*WHAT THE TASK REQUIRES*.
Print the entire listing. Each line must match the original exactly.

*RECORD SET*.

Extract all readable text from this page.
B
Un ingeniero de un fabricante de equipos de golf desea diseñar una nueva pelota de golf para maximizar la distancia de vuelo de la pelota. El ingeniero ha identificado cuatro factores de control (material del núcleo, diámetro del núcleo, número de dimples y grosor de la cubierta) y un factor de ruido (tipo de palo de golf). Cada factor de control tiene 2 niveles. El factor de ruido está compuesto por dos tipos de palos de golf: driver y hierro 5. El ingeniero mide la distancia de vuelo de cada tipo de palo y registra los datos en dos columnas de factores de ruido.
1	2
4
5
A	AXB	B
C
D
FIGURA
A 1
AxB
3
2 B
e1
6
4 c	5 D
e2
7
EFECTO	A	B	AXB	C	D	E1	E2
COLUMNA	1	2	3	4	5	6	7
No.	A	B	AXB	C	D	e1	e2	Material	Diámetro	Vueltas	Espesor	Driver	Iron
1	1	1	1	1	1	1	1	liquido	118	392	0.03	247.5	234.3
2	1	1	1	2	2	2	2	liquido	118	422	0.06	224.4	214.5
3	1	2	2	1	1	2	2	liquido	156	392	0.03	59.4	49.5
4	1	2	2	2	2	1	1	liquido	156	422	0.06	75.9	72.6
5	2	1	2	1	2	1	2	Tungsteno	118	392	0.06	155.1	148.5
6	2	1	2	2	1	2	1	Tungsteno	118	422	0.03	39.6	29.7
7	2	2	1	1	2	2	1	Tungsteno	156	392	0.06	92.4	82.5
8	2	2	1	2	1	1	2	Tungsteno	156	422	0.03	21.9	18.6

*TASK OUTPUT*.
Extract all readable text from this page.
B
Un ingeniero de un fabricante de equipos de golf desea diseñar una nueva pelota de golf para maximizar la distancia de vuelo de la pelota. El ingeniero ha identificado cuatro factores de control (material del núcleo, diámetro del núcleo, número de dimples y grosor de la cubierta) y un factor de ruido (tipo de palo de golf). Cada factor de control tiene 2 niveles. El factor de ruido está compuesto por dos tipos de palos de golf: driver y hierro 5. El ingeniero mide la distancia de vuelo de cada tipo de palo y registra los datos en dos columnas de factores de ruido.
1	2
4
5
A	AXB	B
C
D
FIGURA
A 1
AxB
3
2 B
e1
6
4 c	5 D
e2
7
EFECTO	A	B	AXB	C	D	E1	E2
COLUMNA	1	2	3	4	5	6	7
No.	A	B	AXB	C	D	e1	e2	Material	Diámetro	Vueltas	Espesor	Driver	Iron
1	1	1	1	1	1	1	1	liquido	118	392	0.03	247.5	234.3
2	1	1	1	2	2	2	2	liquido	118	422	0.06	224.4	214.5
3	1	2	2	1	1	2	2	liquido	156	392	0.03	59.4	49.5
4	1	2	2	2	2	1	1	liquido	156	422	0.06	75.9	72.6
5	2	1	2	1	2	1	2	Tungsteno	118	392	0.06	155.1	148.5
6	2	1	2	2	1	2	1	Tungsteno	118	422	0.03	39.6	29.7
7	2	2	1	1	2	2	1	Tungsteno	156	392	0.06	92.4	82.5
8	2	2	1	2	1	1	2	Tungsteno	156	422	0.03	21.9	18.6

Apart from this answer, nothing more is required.